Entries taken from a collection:

===

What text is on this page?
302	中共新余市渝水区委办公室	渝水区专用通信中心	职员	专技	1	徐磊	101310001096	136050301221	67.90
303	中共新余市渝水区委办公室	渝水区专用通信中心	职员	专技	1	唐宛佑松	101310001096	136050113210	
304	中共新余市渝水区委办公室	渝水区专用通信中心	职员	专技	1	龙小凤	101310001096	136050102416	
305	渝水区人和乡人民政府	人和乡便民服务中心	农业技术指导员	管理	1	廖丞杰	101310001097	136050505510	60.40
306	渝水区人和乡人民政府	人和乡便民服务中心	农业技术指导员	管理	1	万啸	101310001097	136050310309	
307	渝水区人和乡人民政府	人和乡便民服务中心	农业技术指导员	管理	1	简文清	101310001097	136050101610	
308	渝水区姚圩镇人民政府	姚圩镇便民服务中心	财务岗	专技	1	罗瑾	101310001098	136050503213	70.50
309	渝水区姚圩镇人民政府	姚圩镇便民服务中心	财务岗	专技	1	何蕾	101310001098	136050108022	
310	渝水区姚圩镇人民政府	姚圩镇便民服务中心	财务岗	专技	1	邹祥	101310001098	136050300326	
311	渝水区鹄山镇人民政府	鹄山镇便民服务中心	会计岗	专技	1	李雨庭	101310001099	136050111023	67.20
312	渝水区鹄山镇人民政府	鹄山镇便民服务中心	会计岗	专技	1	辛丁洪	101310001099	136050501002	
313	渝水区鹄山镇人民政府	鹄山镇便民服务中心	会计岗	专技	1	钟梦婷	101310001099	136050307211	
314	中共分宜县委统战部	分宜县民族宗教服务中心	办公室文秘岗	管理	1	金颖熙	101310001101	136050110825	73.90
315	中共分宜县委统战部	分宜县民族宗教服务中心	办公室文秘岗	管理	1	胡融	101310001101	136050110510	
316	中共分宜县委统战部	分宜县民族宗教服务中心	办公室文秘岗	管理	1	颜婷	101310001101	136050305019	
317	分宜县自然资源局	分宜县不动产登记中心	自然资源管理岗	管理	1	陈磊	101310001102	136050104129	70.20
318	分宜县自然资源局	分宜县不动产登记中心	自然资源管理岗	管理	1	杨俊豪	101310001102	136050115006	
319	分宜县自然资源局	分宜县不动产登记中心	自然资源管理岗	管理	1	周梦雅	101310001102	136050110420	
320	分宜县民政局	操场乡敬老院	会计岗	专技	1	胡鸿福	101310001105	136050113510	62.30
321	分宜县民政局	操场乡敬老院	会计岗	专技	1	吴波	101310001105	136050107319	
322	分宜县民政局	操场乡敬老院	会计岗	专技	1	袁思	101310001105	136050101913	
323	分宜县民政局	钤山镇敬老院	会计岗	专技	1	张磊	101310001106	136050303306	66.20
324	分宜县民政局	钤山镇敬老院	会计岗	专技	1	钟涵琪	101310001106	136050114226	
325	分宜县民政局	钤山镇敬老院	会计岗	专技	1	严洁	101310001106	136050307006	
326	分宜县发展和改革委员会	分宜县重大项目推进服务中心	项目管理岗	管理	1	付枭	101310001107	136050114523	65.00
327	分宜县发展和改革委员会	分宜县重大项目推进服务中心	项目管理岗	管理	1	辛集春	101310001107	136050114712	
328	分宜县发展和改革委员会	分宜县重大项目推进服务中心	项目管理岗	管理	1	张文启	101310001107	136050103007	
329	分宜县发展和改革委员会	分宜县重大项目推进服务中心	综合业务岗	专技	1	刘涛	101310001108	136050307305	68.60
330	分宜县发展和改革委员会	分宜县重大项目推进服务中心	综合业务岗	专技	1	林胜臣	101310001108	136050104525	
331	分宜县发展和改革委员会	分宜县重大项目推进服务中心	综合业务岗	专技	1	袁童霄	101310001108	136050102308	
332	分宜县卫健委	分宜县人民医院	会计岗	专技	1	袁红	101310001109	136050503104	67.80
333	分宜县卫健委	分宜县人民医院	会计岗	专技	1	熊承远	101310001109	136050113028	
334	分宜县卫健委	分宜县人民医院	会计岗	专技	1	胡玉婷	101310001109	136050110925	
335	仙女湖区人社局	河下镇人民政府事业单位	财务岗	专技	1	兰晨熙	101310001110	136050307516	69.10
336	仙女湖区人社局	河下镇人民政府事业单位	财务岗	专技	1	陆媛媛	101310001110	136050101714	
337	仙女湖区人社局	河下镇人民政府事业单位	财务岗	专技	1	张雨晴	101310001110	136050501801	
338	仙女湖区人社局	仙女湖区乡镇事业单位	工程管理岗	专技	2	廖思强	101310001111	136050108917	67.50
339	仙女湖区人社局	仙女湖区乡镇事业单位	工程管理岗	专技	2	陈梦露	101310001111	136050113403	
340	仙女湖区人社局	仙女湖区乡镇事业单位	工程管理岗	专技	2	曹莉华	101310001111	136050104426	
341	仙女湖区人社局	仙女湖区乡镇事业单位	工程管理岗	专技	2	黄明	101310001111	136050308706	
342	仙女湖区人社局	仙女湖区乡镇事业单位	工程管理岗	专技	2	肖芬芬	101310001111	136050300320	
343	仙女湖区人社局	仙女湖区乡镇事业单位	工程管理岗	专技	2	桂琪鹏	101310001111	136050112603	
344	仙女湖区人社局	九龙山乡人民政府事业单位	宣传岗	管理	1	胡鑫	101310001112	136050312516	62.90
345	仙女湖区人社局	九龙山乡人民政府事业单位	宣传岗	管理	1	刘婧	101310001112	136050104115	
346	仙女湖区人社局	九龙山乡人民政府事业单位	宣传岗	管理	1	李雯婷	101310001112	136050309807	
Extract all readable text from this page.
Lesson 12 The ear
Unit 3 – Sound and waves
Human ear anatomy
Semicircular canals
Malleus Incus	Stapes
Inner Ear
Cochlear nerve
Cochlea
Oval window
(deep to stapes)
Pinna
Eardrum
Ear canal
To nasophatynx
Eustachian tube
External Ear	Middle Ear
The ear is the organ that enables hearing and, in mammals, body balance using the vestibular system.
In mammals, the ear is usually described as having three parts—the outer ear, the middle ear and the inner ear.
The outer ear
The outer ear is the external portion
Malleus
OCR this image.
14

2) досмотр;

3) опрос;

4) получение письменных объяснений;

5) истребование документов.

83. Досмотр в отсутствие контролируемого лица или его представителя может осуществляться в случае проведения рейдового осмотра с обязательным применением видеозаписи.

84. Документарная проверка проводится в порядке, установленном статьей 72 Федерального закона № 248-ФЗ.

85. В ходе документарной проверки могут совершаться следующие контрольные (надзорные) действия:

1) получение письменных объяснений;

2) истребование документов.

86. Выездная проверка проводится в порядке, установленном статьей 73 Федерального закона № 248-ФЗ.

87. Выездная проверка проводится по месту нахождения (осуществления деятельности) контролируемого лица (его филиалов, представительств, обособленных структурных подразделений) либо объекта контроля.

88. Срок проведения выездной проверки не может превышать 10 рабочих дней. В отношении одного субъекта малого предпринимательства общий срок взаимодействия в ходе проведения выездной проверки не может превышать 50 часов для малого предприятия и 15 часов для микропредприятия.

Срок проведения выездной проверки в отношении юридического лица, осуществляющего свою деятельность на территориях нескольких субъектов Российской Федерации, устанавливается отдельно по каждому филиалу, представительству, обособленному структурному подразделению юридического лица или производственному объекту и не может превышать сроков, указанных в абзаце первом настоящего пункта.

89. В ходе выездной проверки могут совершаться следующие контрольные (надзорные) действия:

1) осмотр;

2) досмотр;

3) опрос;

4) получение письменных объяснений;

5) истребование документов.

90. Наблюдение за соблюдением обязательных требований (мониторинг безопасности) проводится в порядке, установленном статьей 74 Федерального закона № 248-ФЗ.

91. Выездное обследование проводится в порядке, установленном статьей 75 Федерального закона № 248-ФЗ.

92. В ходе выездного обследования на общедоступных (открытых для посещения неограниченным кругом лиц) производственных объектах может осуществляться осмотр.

===

Work required: Transcribe the whole listing with nothing added or left out.

The completed task:
What text is on this page?
302	中共新余市渝水区委办公室	渝水区专用通信中心	职员	专技	1	徐磊	101310001096	136050301221	67.90
303	中共新余市渝水区委办公室	渝水区专用通信中心	职员	专技	1	唐宛佑松	101310001096	136050113210	
304	中共新余市渝水区委办公室	渝水区专用通信中心	职员	专技	1	龙小凤	101310001096	136050102416	
305	渝水区人和乡人民政府	人和乡便民服务中心	农业技术指导员	管理	1	廖丞杰	101310001097	136050505510	60.40
306	渝水区人和乡人民政府	人和乡便民服务中心	农业技术指导员	管理	1	万啸	101310001097	136050310309	
307	渝水区人和乡人民政府	人和乡便民服务中心	农业技术指导员	管理	1	简文清	101310001097	136050101610	
308	渝水区姚圩镇人民政府	姚圩镇便民服务中心	财务岗	专技	1	罗瑾	101310001098	136050503213	70.50
309	渝水区姚圩镇人民政府	姚圩镇便民服务中心	财务岗	专技	1	何蕾	101310001098	136050108022	
310	渝水区姚圩镇人民政府	姚圩镇便民服务中心	财务岗	专技	1	邹祥	101310001098	136050300326	
311	渝水区鹄山镇人民政府	鹄山镇便民服务中心	会计岗	专技	1	李雨庭	101310001099	136050111023	67.20
312	渝水区鹄山镇人民政府	鹄山镇便民服务中心	会计岗	专技	1	辛丁洪	101310001099	136050501002	
313	渝水区鹄山镇人民政府	鹄山镇便民服务中心	会计岗	专技	1	钟梦婷	101310001099	136050307211	
314	中共分宜县委统战部	分宜县民族宗教服务中心	办公室文秘岗	管理	1	金颖熙	101310001101	136050110825	73.90
315	中共分宜县委统战部	分宜县民族宗教服务中心	办公室文秘岗	管理	1	胡融	101310001101	136050110510	
316	中共分宜县委统战部	分宜县民族宗教服务中心	办公室文秘岗	管理	1	颜婷	101310001101	136050305019	
317	分宜县自然资源局	分宜县不动产登记中心	自然资源管理岗	管理	1	陈磊	101310001102	136050104129	70.20
318	分宜县自然资源局	分宜县不动产登记中心	自然资源管理岗	管理	1	杨俊豪	101310001102	136050115006	
319	分宜县自然资源局	分宜县不动产登记中心	自然资源管理岗	管理	1	周梦雅	101310001102	136050110420	
320	分宜县民政局	操场乡敬老院	会计岗	专技	1	胡鸿福	101310001105	136050113510	62.30
321	分宜县民政局	操场乡敬老院	会计岗	专技	1	吴波	101310001105	136050107319	
322	分宜县民政局	操场乡敬老院	会计岗	专技	1	袁思	101310001105	136050101913	
323	分宜县民政局	钤山镇敬老院	会计岗	专技	1	张磊	101310001106	136050303306	66.20
324	分宜县民政局	钤山镇敬老院	会计岗	专技	1	钟涵琪	101310001106	136050114226	
325	分宜县民政局	钤山镇敬老院	会计岗	专技	1	严洁	101310001106	136050307006	
326	分宜县发展和改革委员会	分宜县重大项目推进服务中心	项目管理岗	管理	1	付枭	101310001107	136050114523	65.00
327	分宜县发展和改革委员会	分宜县重大项目推进服务中心	项目管理岗	管理	1	辛集春	101310001107	136050114712	
328	分宜县发展和改革委员会	分宜县重大项目推进服务中心	项目管理岗	管理	1	张文启	101310001107	136050103007	
329	分宜县发展和改革委员会	分宜县重大项目推进服务中心	综合业务岗	专技	1	刘涛	101310001108	136050307305	68.60
330	分宜县发展和改革委员会	分宜县重大项目推进服务中心	综合业务岗	专技	1	林胜臣	101310001108	136050104525	
331	分宜县发展和改革委员会	分宜县重大项目推进服务中心	综合业务岗	专技	1	袁童霄	101310001108	136050102308	
332	分宜县卫健委	分宜县人民医院	会计岗	专技	1	袁红	101310001109	136050503104	67.80
333	分宜县卫健委	分宜县人民医院	会计岗	专技	1	熊承远	101310001109	136050113028	
334	分宜县卫健委	分宜县人民医院	会计岗	专技	1	胡玉婷	101310001109	136050110925	
335	仙女湖区人社局	河下镇人民政府事业单位	财务岗	专技	1	兰晨熙	101310001110	136050307516	69.10
336	仙女湖区人社局	河下镇人民政府事业单位	财务岗	专技	1	陆媛媛	101310001110	136050101714	
337	仙女湖区人社局	河下镇人民政府事业单位	财务岗	专技	1	张雨晴	101310001110	136050501801	
338	仙女湖区人社局	仙女湖区乡镇事业单位	工程管理岗	专技	2	廖思强	101310001111	136050108917	67.50
339	仙女湖区人社局	仙女湖区乡镇事业单位	工程管理岗	专技	2	陈梦露	101310001111	136050113403	
340	仙女湖区人社局	仙女湖区乡镇事业单位	工程管理岗	专技	2	曹莉华	101310001111	136050104426	
341	仙女湖区人社局	仙女湖区乡镇事业单位	工程管理岗	专技	2	黄明	101310001111	136050308706	
342	仙女湖区人社局	仙女湖区乡镇事业单位	工程管理岗	专技	2	肖芬芬	101310001111	136050300320	
343	仙女湖区人社局	仙女湖区乡镇事业单位	工程管理岗	专技	2	桂琪鹏	101310001111	136050112603	
344	仙女湖区人社局	九龙山乡人民政府事业单位	宣传岗	管理	1	胡鑫	101310001112	136050312516	62.90
345	仙女湖区人社局	九龙山乡人民政府事业单位	宣传岗	管理	1	刘婧	101310001112	136050104115	
346	仙女湖区人社局	九龙山乡人民政府事业单位	宣传岗	管理	1	李雯婷	101310001112	136050309807	
Extract all readable text from this page.
Lesson 12 The ear
Unit 3 – Sound and waves
Human ear anatomy
Semicircular canals
Malleus Incus	Stapes
Inner Ear
Cochlear nerve
Cochlea
Oval window
(deep to stapes)
Pinna
Eardrum
Ear canal
To nasophatynx
Eustachian tube
External Ear	Middle Ear
The ear is the organ that enables hearing and, in mammals, body balance using the vestibular system.
In mammals, the ear is usually described as having three parts—the outer ear, the middle ear and the inner ear.
The outer ear
The outer ear is the external portion
Malleus
OCR this image.
14

2) досмотр;

3) опрос;

4) получение письменных объяснений;

5) истребование документов.

83. Досмотр в отсутствие контролируемого лица или его представителя может осуществляться в случае проведения рейдового осмотра с обязательным применением видеозаписи.

84. Документарная проверка проводится в порядке, установленном статьей 72 Федерального закона № 248-ФЗ.

85. В ходе документарной проверки могут совершаться следующие контрольные (надзорные) действия:

1) получение письменных объяснений;

2) истребование документов.

86. Выездная проверка проводится в порядке, установленном статьей 73 Федерального закона № 248-ФЗ.

87. Выездная проверка проводится по месту нахождения (осуществления деятельности) контролируемого лица (его филиалов, представительств, обособленных структурных подразделений) либо объекта контроля.

88. Срок проведения выездной проверки не может превышать 10 рабочих дней. В отношении одного субъекта малого предпринимательства общий срок взаимодействия в ходе проведения выездной проверки не может превышать 50 часов для малого предприятия и 15 часов для микропредприятия.

Срок проведения выездной проверки в отношении юридического лица, осуществляющего свою деятельность на территориях нескольких субъектов Российской Федерации, устанавливается отдельно по каждому филиалу, представительству, обособленному структурному подразделению юридического лица или производственному объекту и не может превышать сроков, указанных в абзаце первом настоящего пункта.

89. В ходе выездной проверки могут совершаться следующие контрольные (надзорные) действия:

1) осмотр;

2) досмотр;

3) опрос;

4) получение письменных объяснений;

5) истребование документов.

90. Наблюдение за соблюдением обязательных требований (мониторинг безопасности) проводится в порядке, установленном статьей 74 Федерального закона № 248-ФЗ.

91. Выездное обследование проводится в порядке, установленном статьей 75 Федерального закона № 248-ФЗ.

92. В ходе выездного обследования на общедоступных (открытых для посещения неограниченным кругом лиц) производственных объектах может осуществляться осмотр.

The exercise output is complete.